**** TEXTE EXTRAIT ****
Vendredi 19 Avril, 2024 á Dakar
Vendredi 01 Juin, 2018 +33
Chronique

Il était une fois, Wade

Single Post
Il était une fois, Wade

« L’ambition souvent fait accepter
les fonctions les plus basses ; c’est
ainsi que l’on grimpe dans la
même posture que l’on rampe »
Jonathan SWIFT

 

Il n’y a rien à faire avec Abdoulaye Wade. Qu’importe l’état dans lequel on le fait macérer, il revient toujours avec un goût amer. On ne peut pas lui extirper ses ennemis, puisqu’ils sont à l’intérieur. Ce sont les vieux démons qui le réveillent tous les soirs pour lui demander des comptes sur Me Babacar Sèye, Mamadou Lamine Badji, et récemment Chamsdine Aïdara. Les Aïdara de Ziguinchor, très respectés un peu partout dans le Pakao, ont eux aussi décidé de l’empêcher de dormir. Wa se présente toujours avec le visage tuméfié comme s’il avait passé la nuit en tête-à-tête avec sa bouteille de vin. Non. Il souffre. Pas de nos malheurs, mais de ses propres malheurs, qui l’empêchent de dormir. Quand son indexe transperce le vide pour menacer quelqu’un, c’est pour entrer dans ses propres abîmes. Mais il sait, depuis la semaine dernière au moins, qu’il ne fait plus peur à personne.
**** DONNÉES ENREGISTRÉES ****
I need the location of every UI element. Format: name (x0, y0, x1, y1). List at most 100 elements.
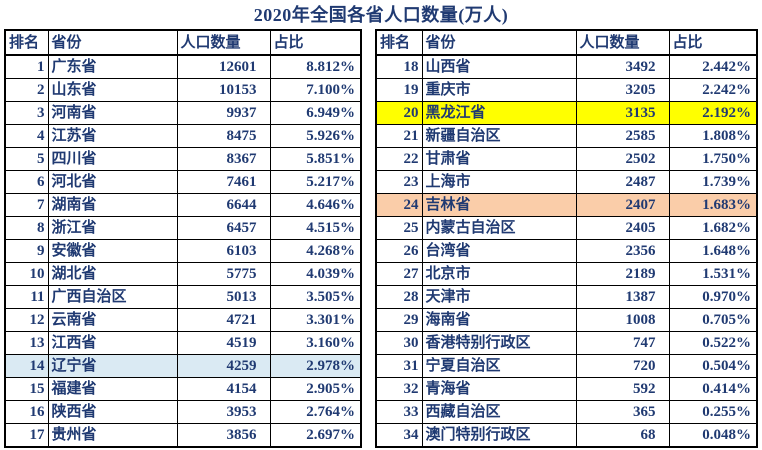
****
#### CONSIGNE:
Dans la chronique sur Abdoulaye Wade, pourquoi est-il impossible de lui extirper ses ennemis ? Expliquez-le en une à trois phrases, s'il vous plaît. La liste n'est d'aucune utilité ici.

#### RÉPONSE ATTENDUE:
Ses ennemis sont à l'intérieur de lui, ce qui rend impossible de les lui extirper. Ce sont de vieux démons qui le réveillent tous les soirs pour lui demander des comptes sur Me Babacar Sèye, Mamadou Lamine Badji et, récemment, Chamsdine Aïdara.